■ SUPPLIED PASSAGE
## start

Hi Markus!
Thank you very much.

Regarding your last email:
Of course, I am aware of your arguments in your last email, that the dump is not "official". Nevertheless, I am expecting you and others to code (or supervise) similar RDF dumping projects in the future.

Here are two really important things to consider:

1. Always use a mature RDF framework for serializing:
Even DBpedia was publishing RDF for years that had some errors in it, this was really frustrating for maintainers (handling bug reports) and clients (trying to quick-fix it). Other small projects (in fact exactly the same as yours Markus, a guy publishing some useful software) went the same way: Lot's of small syntax bugs, many bug requests, lot of additional work. Some of them were abandoned because the developer didn't have time anymore.

2. Use NTriples or one-triple-per-line Turtle:
(Turtle supports IRIs and unicode, compare)

## end

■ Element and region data

## start

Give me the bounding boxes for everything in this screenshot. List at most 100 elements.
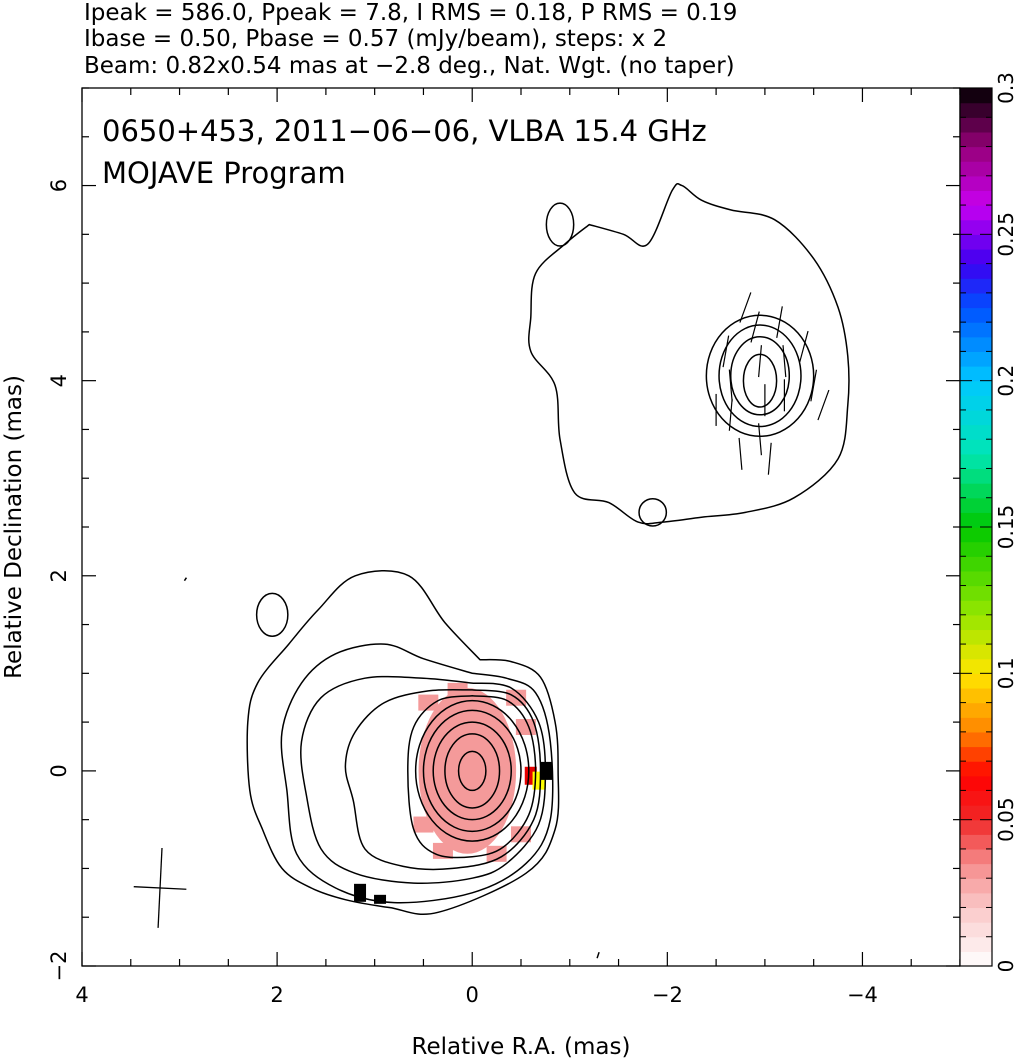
beam-marker: [133, 847, 187, 928]
polarization-pixel: [486, 845, 507, 862]
y-axis-label: Relative Declination (mas): [1, 375, 27, 679]
x-tick-label-3: −2: [652, 983, 683, 1007]
colorbar-step: [960, 380, 992, 396]
evpa-vector-9: [782, 345, 787, 378]
colorbar-step: [960, 951, 992, 967]
colorbar-label-5: 0.25: [994, 212, 1018, 257]
colorbar-step: [960, 673, 992, 689]
y-tick-labels: −2 0 2 4 6: [47, 179, 71, 982]
jet-inner-contour-1: [718, 324, 802, 428]
core-contour-9: [457, 750, 487, 792]
colorbar-step: [960, 702, 992, 718]
colorbar-step: [960, 263, 992, 279]
colorbar-step: [960, 453, 992, 470]
colorbar-label-0: 0: [994, 960, 1018, 973]
core-contour-1: [280, 643, 554, 904]
colorbar-step: [960, 922, 992, 938]
colorbar-step: [960, 395, 992, 411]
contour-island-2: [638, 497, 668, 527]
colorbar-step: [960, 614, 992, 631]
colorbar-label-3: 0.15: [994, 505, 1018, 550]
x-tick-labels: 4 2 0 −2 −4: [75, 983, 878, 1007]
colorbar-step: [960, 146, 992, 162]
polarization-pixel: [511, 826, 531, 843]
x-tick-label-2: 0: [466, 983, 479, 1007]
noise-mark: [183, 577, 188, 582]
colorbar: [960, 88, 992, 967]
colorbar-step: [960, 483, 992, 499]
evpa-vector-3: [739, 292, 752, 323]
contour-island-0: [545, 202, 575, 247]
colorbar-step: [960, 409, 992, 426]
colorbar-step: [960, 731, 992, 748]
colorbar-step: [960, 527, 992, 543]
source-annotation: 0650+453, 2011−06−06, VLBA 15.4 GHz: [102, 114, 707, 148]
colorbar-label-2: 0.1: [994, 657, 1018, 689]
core-contour-3: [344, 688, 542, 871]
colorbar-step: [960, 161, 992, 177]
colorbar-step: [960, 292, 992, 309]
colorbar-step: [960, 878, 992, 894]
header-beam-info: Beam: 0.82x0.54 mas at −2.8 deg., Nat. W…: [84, 53, 735, 79]
colorbar-step: [960, 102, 992, 118]
colorbar-step: [960, 88, 992, 104]
colorbar-label-6: 0.3: [994, 72, 1018, 104]
colorbar-step: [960, 717, 992, 733]
colorbar-step: [960, 600, 992, 616]
colorbar-step: [960, 907, 992, 923]
colorbar-step: [960, 570, 992, 587]
colorbar-step: [960, 351, 992, 367]
x-tick-label-4: −4: [847, 983, 878, 1007]
evpa-vector-2: [728, 398, 733, 431]
jet-inner-contour-2: [729, 336, 791, 416]
y-tick-label-2: 2: [47, 569, 71, 582]
colorbar-step: [960, 746, 992, 762]
header-base-levels: Ibase = 0.50, Pbase = 0.57 (mJy/beam), s…: [84, 26, 667, 52]
colorbar-label-1: 0.05: [994, 797, 1018, 842]
evpa-vector-0: [722, 335, 730, 368]
colorbar-step: [960, 629, 992, 645]
colorbar-step: [960, 848, 992, 865]
evpa-vector-13: [799, 330, 809, 363]
polarization-pixel: [447, 682, 468, 699]
colorbar-step: [960, 219, 992, 235]
header-stats: Ipeak = 586.0, Ppeak = 7.8, I RMS = 0.18…: [84, 0, 737, 26]
colorbar-step: [960, 175, 992, 192]
y-tick-label-4: 6: [47, 179, 71, 192]
colorbar-labels: 0 0.05 0.1 0.15 0.2 0.25 0.3: [994, 72, 1018, 972]
evpa-vector-15: [817, 389, 830, 421]
colorbar-step: [960, 468, 992, 484]
colorbar-step: [960, 805, 992, 821]
colorbar-step: [960, 278, 992, 294]
evpa-vectors: [715, 292, 830, 475]
colorbar-step: [960, 585, 992, 601]
colorbar-step: [960, 336, 992, 352]
colorbar-step: [960, 556, 992, 572]
colorbar-step: [960, 234, 992, 250]
core-contour-7: [432, 721, 512, 821]
core-contour-4: [407, 695, 537, 859]
polarization-pixel-3: [354, 883, 367, 902]
colorbar-step: [960, 117, 992, 133]
colorbar-step: [960, 366, 992, 382]
jet-inner-contour-0: [705, 314, 815, 438]
colorbar-step: [960, 863, 992, 879]
y-tick-label-1: 0: [47, 764, 71, 777]
beam-minor-axis: [133, 886, 187, 890]
core-contour-8: [444, 733, 501, 809]
colorbar-step: [960, 439, 992, 455]
x-axis-label: Relative R.A. (mas): [412, 1034, 631, 1060]
colorbar-step: [960, 644, 992, 660]
program-annotation: MOJAVE Program: [102, 156, 346, 190]
core-contour-0: [246, 569, 560, 915]
noise-mark: [596, 951, 600, 959]
colorbar-ticks: [960, 87, 992, 967]
contour-island-1: [255, 592, 289, 638]
evpa-vector-8: [776, 306, 783, 338]
axis-ticks: [81, 87, 961, 967]
colorbar-step: [960, 497, 992, 513]
polarization-pixel-extra: [374, 894, 387, 904]
colorbar-step: [960, 658, 992, 674]
intensity-contours: [183, 182, 850, 959]
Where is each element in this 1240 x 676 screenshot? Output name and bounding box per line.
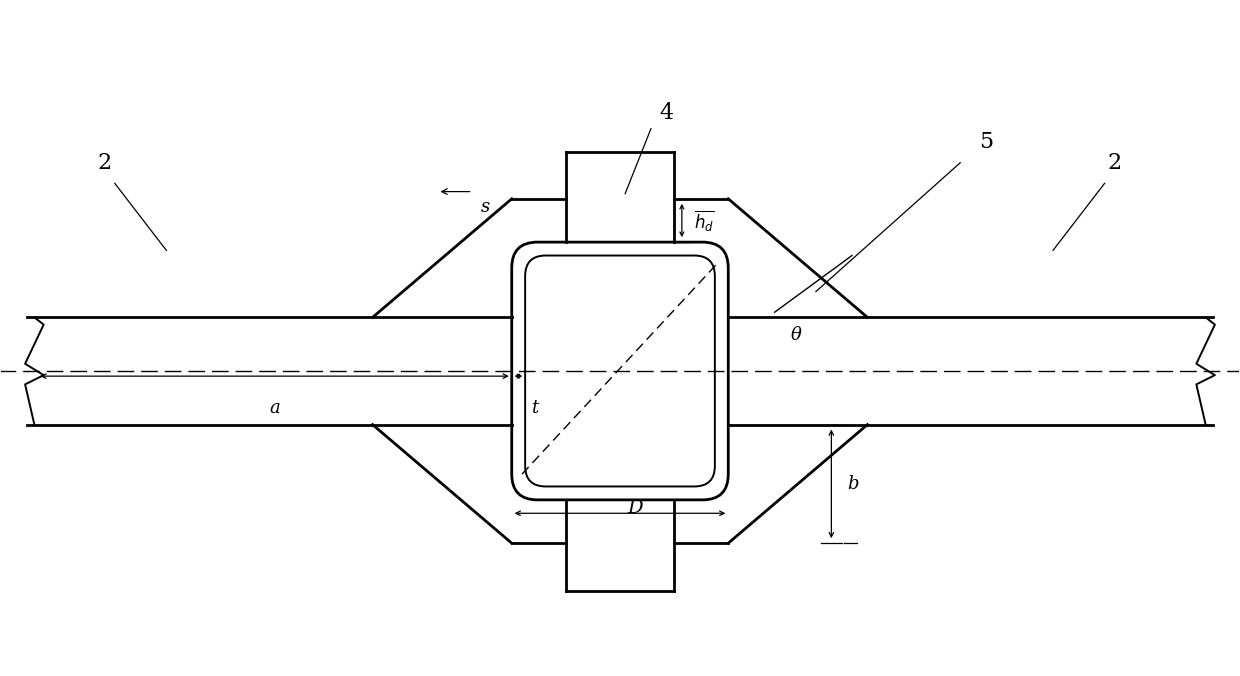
Text: θ: θ: [791, 326, 802, 343]
Text: $\overline{h_d}$: $\overline{h_d}$: [694, 208, 714, 233]
Text: 5: 5: [978, 131, 993, 153]
Text: 2: 2: [98, 151, 112, 174]
Text: s: s: [481, 198, 490, 216]
Text: t: t: [531, 399, 538, 417]
Text: D: D: [627, 499, 644, 517]
Text: a: a: [269, 399, 280, 417]
Text: 2: 2: [1107, 151, 1122, 174]
Text: b: b: [847, 475, 858, 493]
Text: 4: 4: [660, 102, 673, 124]
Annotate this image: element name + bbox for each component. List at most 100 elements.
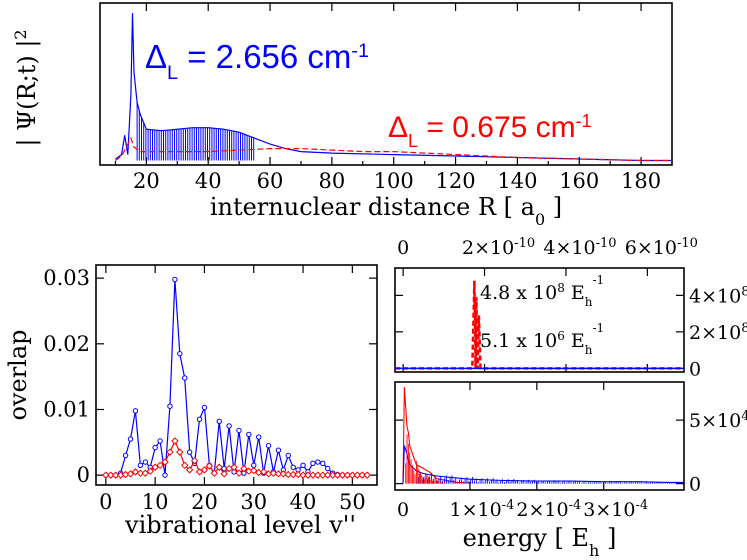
data-point [151, 463, 159, 471]
series-line-red [402, 387, 470, 484]
data-point [235, 469, 243, 477]
y-axis-label: | Ψ(R;t) |2 [11, 29, 43, 146]
x-tick-label: 120 [436, 169, 476, 193]
data-point [299, 471, 307, 479]
data-point [166, 448, 174, 456]
data-point [210, 469, 219, 477]
top-tick-label: 6×10-10 [625, 236, 698, 260]
x-tick-label: 1×10-4 [449, 498, 514, 522]
panel-overlap: 0 10 20 30 40 50 0 0.01 0.02 0.03 overlap vibration… [4, 264, 378, 539]
data-point [328, 471, 337, 479]
data-point [240, 464, 248, 473]
data-point [186, 449, 193, 455]
data-point [230, 463, 238, 471]
data-point [161, 458, 169, 466]
panel-spectrum-bottom: 1×10-4 2×10-4 3×10-4 0 5×104 0 energy [ Eh ] [394, 381, 747, 560]
data-point [319, 471, 327, 479]
data-point [137, 462, 144, 468]
data-point [348, 471, 357, 479]
data-point [274, 470, 283, 478]
data-point [300, 462, 306, 468]
data-point [136, 469, 145, 477]
data-point [177, 350, 183, 357]
delta-annotation: ΔL = 2.656 cm-1 [145, 38, 369, 84]
data-point [176, 448, 184, 456]
data-point [304, 471, 312, 479]
delta-annotation: ΔL = 0.675 cm-1 [388, 111, 592, 151]
top-tick-label: 4×10-10 [543, 236, 616, 260]
right-tick-label: 0 [689, 358, 701, 380]
series-line-blue [115, 12, 672, 162]
data-point [127, 436, 134, 442]
data-point [325, 465, 331, 472]
data-point [343, 471, 352, 479]
data-point [131, 468, 140, 476]
x-tick-label: 20 [133, 169, 160, 193]
data-point [172, 276, 178, 283]
series-line-blue [105, 279, 368, 476]
y-tick-label: 0 [77, 463, 90, 487]
data-point [157, 438, 163, 444]
x-tick-label: 60 [257, 169, 284, 193]
data-point [205, 462, 214, 470]
peak-annotation: 4.8 x 108 Eh-1 [480, 273, 604, 309]
right-tick-label: 5×104 [689, 409, 747, 433]
plot-frame [99, 2, 673, 166]
data-point [220, 470, 228, 478]
data-point [265, 442, 272, 449]
data-point [246, 431, 252, 438]
data-point [358, 471, 366, 479]
data-point [309, 471, 317, 479]
data-point [171, 437, 179, 445]
x-tick-label: 2×10-4 [516, 498, 581, 522]
x-tick-label: 100 [374, 169, 414, 193]
data-point [146, 467, 154, 475]
right-tick-label: 4×108 [689, 284, 747, 308]
data-point [314, 471, 322, 479]
right-tick-label: 2×108 [689, 320, 747, 344]
data-point [315, 459, 321, 465]
y-axis-label: overlap [4, 329, 32, 420]
x-tick-label: 3×10-4 [583, 498, 648, 522]
data-point [284, 470, 292, 479]
data-point [185, 466, 194, 474]
data-point [259, 468, 268, 476]
series-line-red [395, 280, 684, 370]
data-point [320, 460, 326, 467]
y-tick-label: 0.03 [43, 266, 90, 290]
panel-top: 20 40 60 80 100 120 140 160 180 | Ψ(R;t) |2 intern… [11, 2, 673, 229]
data-point [215, 463, 223, 471]
right-tick-label: 0 [689, 474, 701, 496]
plot-frame [394, 267, 685, 373]
top-tick-label: 0 [397, 237, 409, 259]
y-tick-label: 0.01 [43, 397, 90, 421]
y-tick-label: 0.02 [43, 332, 90, 356]
data-point [255, 434, 262, 440]
peak-annotation: 5.1 x 106 Eh-1 [480, 321, 604, 357]
data-point [122, 452, 129, 459]
x-tick-label: 30 [240, 490, 267, 514]
data-point [182, 375, 188, 381]
data-point [152, 444, 158, 451]
data-point [275, 447, 282, 453]
data-point [250, 466, 258, 475]
x-axis-label: vibrational level v'' [124, 511, 356, 539]
data-point [269, 469, 278, 477]
data-point [162, 472, 168, 478]
data-point [216, 418, 222, 424]
x-axis-label: internuclear distance R [ a0 ] [210, 193, 562, 229]
data-point [294, 470, 302, 479]
series-line-red [115, 136, 672, 162]
data-point [107, 471, 115, 479]
x-tick-label: 40 [290, 490, 317, 514]
data-point [126, 470, 135, 478]
data-point [141, 469, 150, 477]
x-tick-label: 0 [99, 490, 112, 514]
data-point [279, 470, 288, 478]
data-point [310, 460, 316, 467]
data-point [167, 403, 173, 409]
data-point [353, 471, 361, 479]
data-point [338, 471, 347, 479]
x-tick-label: 160 [559, 169, 599, 193]
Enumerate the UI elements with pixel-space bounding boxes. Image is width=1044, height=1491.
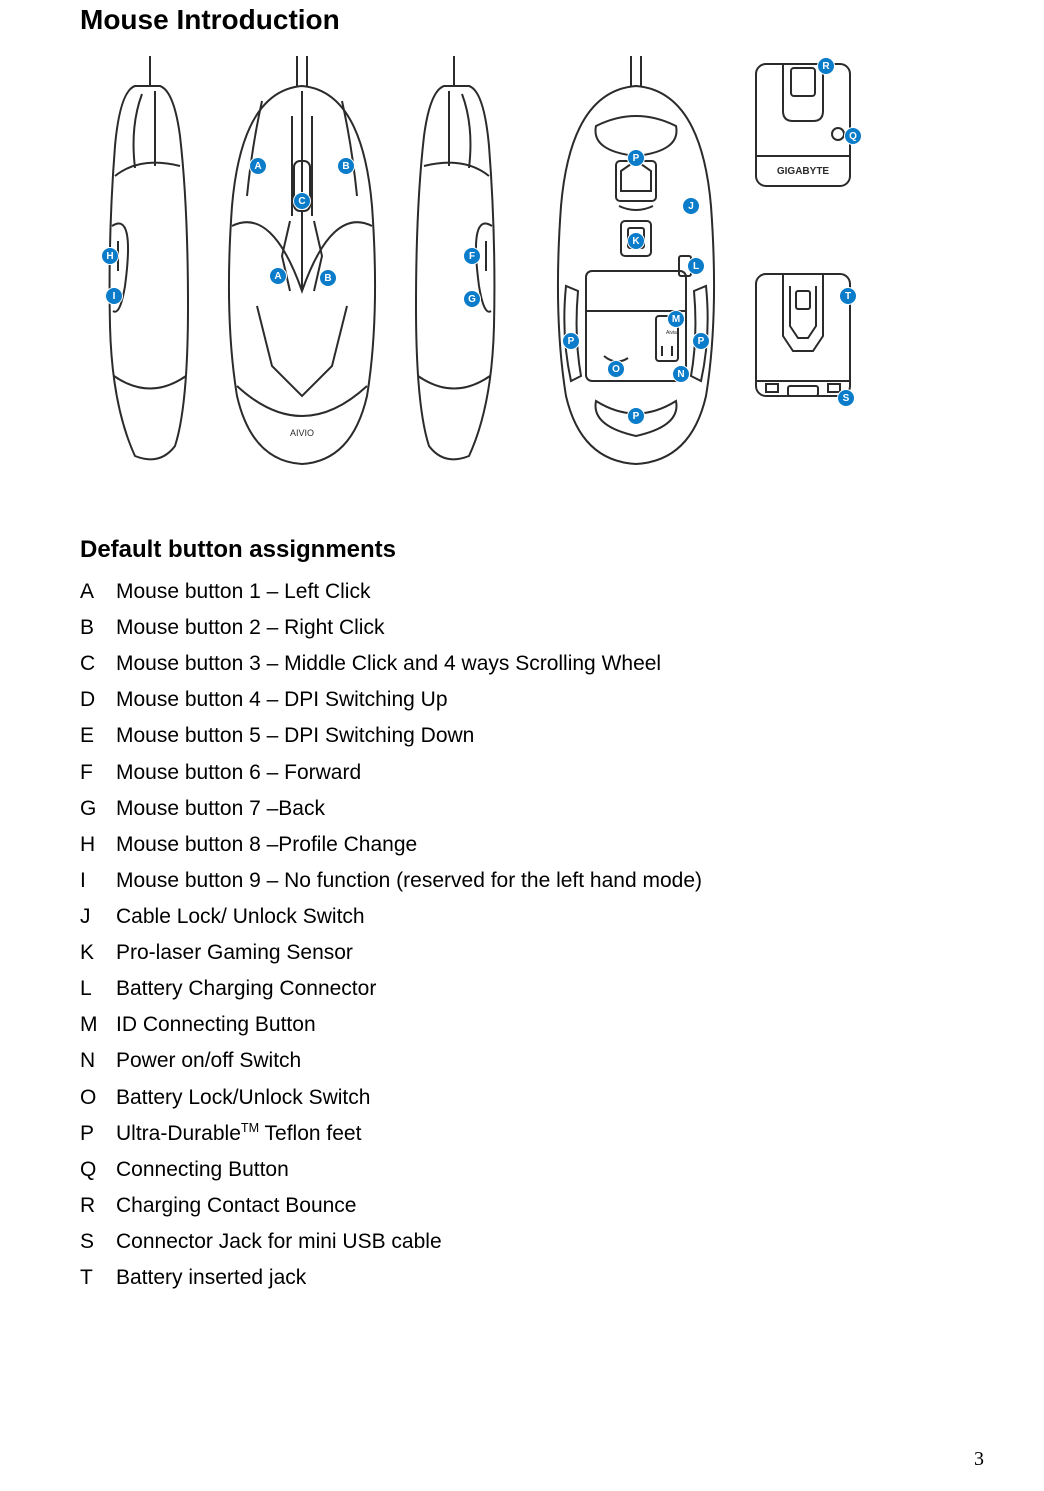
assignment-text: Mouse button 8 –Profile Change — [116, 827, 417, 863]
assignment-text: Power on/off Switch — [116, 1043, 301, 1079]
assignment-text: Ultra-DurableTM Teflon feet — [116, 1116, 361, 1152]
diagram-row: HI AIVIO ABCAB — [80, 56, 964, 466]
assignment-row: IMouse button 9 – No function (reserved … — [80, 863, 964, 899]
svg-text:AIVIO: AIVIO — [290, 428, 314, 438]
assignment-text: Connector Jack for mini USB cable — [116, 1224, 442, 1260]
assignment-text: Connecting Button — [116, 1152, 289, 1188]
assignment-text: Charging Contact Bounce — [116, 1188, 357, 1224]
assignment-letter: J — [80, 899, 116, 935]
diagram-label-t: T — [839, 287, 857, 305]
assignment-row: SConnector Jack for mini USB cable — [80, 1224, 964, 1260]
assignments-list: AMouse button 1 – Left ClickBMouse butto… — [80, 574, 964, 1296]
assignment-letter: M — [80, 1007, 116, 1043]
brand-text: GIGABYTE — [777, 166, 830, 177]
assignment-letter: D — [80, 682, 116, 718]
diagram-label-p: P — [562, 332, 580, 350]
assignment-letter: S — [80, 1224, 116, 1260]
assignment-letter: F — [80, 755, 116, 791]
assignment-row: KPro-laser Gaming Sensor — [80, 935, 964, 971]
page-title: Mouse Introduction — [80, 0, 964, 36]
assignment-text: Mouse button 3 – Middle Click and 4 ways… — [116, 646, 661, 682]
diagram-label-g: G — [463, 290, 481, 308]
assignment-letter: K — [80, 935, 116, 971]
assignment-row: PUltra-DurableTM Teflon feet — [80, 1116, 964, 1152]
assignment-letter: L — [80, 971, 116, 1007]
assignment-text: Mouse button 4 – DPI Switching Up — [116, 682, 448, 718]
assignment-text: Mouse button 7 –Back — [116, 791, 325, 827]
page-number: 3 — [974, 1448, 984, 1471]
assignment-row: CMouse button 3 – Middle Click and 4 way… — [80, 646, 964, 682]
assignment-row: MID Connecting Button — [80, 1007, 964, 1043]
assignment-letter: H — [80, 827, 116, 863]
assignment-text: Mouse button 6 – Forward — [116, 755, 361, 791]
diagram-label-q: Q — [844, 127, 862, 145]
assignment-text: Battery Charging Connector — [116, 971, 376, 1007]
mouse-top-view: AIVIO A B C A B — [212, 56, 392, 466]
assignment-text: Mouse button 9 – No function (reserved f… — [116, 863, 702, 899]
assignment-letter: Q — [80, 1152, 116, 1188]
diagram-label-n: N — [672, 365, 690, 383]
diagram-label-f: F — [463, 247, 481, 265]
assignment-letter: C — [80, 646, 116, 682]
assignment-letter: P — [80, 1116, 116, 1152]
diagram-label-i: I — [105, 287, 123, 305]
mouse-bottom-view: Aivia PJKLMPPONP — [536, 56, 736, 466]
diagram-label-o: O — [607, 360, 625, 378]
assignment-text: Battery Lock/Unlock Switch — [116, 1080, 370, 1116]
diagram-label-b: B — [337, 157, 355, 175]
assignment-text: Mouse button 2 – Right Click — [116, 610, 384, 646]
assignment-letter: N — [80, 1043, 116, 1079]
diagram-label-a: A — [249, 157, 267, 175]
assignment-row: LBattery Charging Connector — [80, 971, 964, 1007]
assignment-text: Mouse button 5 – DPI Switching Down — [116, 718, 474, 754]
assignment-letter: A — [80, 574, 116, 610]
assignment-text: Pro-laser Gaming Sensor — [116, 935, 353, 971]
assignment-text: Battery inserted jack — [116, 1260, 306, 1296]
assignment-row: NPower on/off Switch — [80, 1043, 964, 1079]
mouse-side-right-view: FG — [404, 56, 524, 466]
svg-text:Aivia: Aivia — [666, 330, 677, 336]
assignment-row: JCable Lock/ Unlock Switch — [80, 899, 964, 935]
assignment-letter: I — [80, 863, 116, 899]
diagram-label-s: S — [837, 389, 855, 407]
assignment-row: GMouse button 7 –Back — [80, 791, 964, 827]
diagram-label-p: P — [627, 149, 645, 167]
assignment-row: QConnecting Button — [80, 1152, 964, 1188]
diagram-label-m: M — [667, 310, 685, 328]
diagram-label-c: C — [293, 192, 311, 210]
assignments-title: Default button assignments — [80, 536, 964, 564]
assignment-row: BMouse button 2 – Right Click — [80, 610, 964, 646]
diagram-label-l: L — [687, 257, 705, 275]
assignment-row: EMouse button 5 – DPI Switching Down — [80, 718, 964, 754]
assignment-row: RCharging Contact Bounce — [80, 1188, 964, 1224]
assignment-row: TBattery inserted jack — [80, 1260, 964, 1296]
assignment-letter: R — [80, 1188, 116, 1224]
assignment-letter: E — [80, 718, 116, 754]
diagram-label-r: R — [817, 57, 835, 75]
assignment-letter: O — [80, 1080, 116, 1116]
diagram-label-h: H — [101, 247, 119, 265]
mouse-side-left-view: HI — [80, 56, 200, 466]
assignment-letter: T — [80, 1260, 116, 1296]
diagram-label-b: B — [319, 269, 337, 287]
assignment-row: HMouse button 8 –Profile Change — [80, 827, 964, 863]
diagram-label-a: A — [269, 267, 287, 285]
diagram-label-p: P — [692, 332, 710, 350]
assignment-text: ID Connecting Button — [116, 1007, 316, 1043]
assignment-row: OBattery Lock/Unlock Switch — [80, 1080, 964, 1116]
dongle-bottom-view: TS — [748, 266, 858, 406]
assignment-letter: B — [80, 610, 116, 646]
assignment-row: FMouse button 6 – Forward — [80, 755, 964, 791]
assignment-row: AMouse button 1 – Left Click — [80, 574, 964, 610]
diagram-label-k: K — [627, 232, 645, 250]
assignment-text: Mouse button 1 – Left Click — [116, 574, 370, 610]
assignment-letter: G — [80, 791, 116, 827]
assignment-row: DMouse button 4 – DPI Switching Up — [80, 682, 964, 718]
dongle-top-view: GIGABYTE RQ — [748, 56, 858, 196]
diagram-label-p: P — [627, 407, 645, 425]
assignment-text: Cable Lock/ Unlock Switch — [116, 899, 365, 935]
diagram-label-j: J — [682, 197, 700, 215]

## end

■ OBJECTIVE
Write the next part of the email giving advice on RDF dumps, picking up right after its last line.

■ EXERCISE OUTPUT
curl http://downloads.dbpedia.org/3.8/ko/mappingbased_properties_ko.ttl.bz2 | bzcat | head curl http://downloads.dbpedia.org/3.8/ko/mappingbased_properties_ko.nt.bz2 | bzcat | head

one-triple-per-line let's you
a) find errors easier and
b) aids further processing, e.g. calculate the outdegree of subjects:
curl http://downloads.dbpedia.org/3.8/ko/mappingbased_properties_ko.ttl.bz2 | bzcat | head -100 | cut -f1 -d '>' | grep -v '^#' | sed 's/<//;s/>//' | awk '{count[$1]++}END{for(j in count) print "<" j ">" "\t"count [j]}'

Furthermore:
- Parsers can treat one-triple-per-line more robust, by just skipping lines
- compression size is the same
- alphabetical ordering of data works well (e.g. for GitHub diffs)
- you can split the files in several smaller files easily


Blank nodes have some bad properties:
- some databases react weird to them and they sometimes fill up indexes and make the DB slow (depends on the implementations of course, this is just my experience )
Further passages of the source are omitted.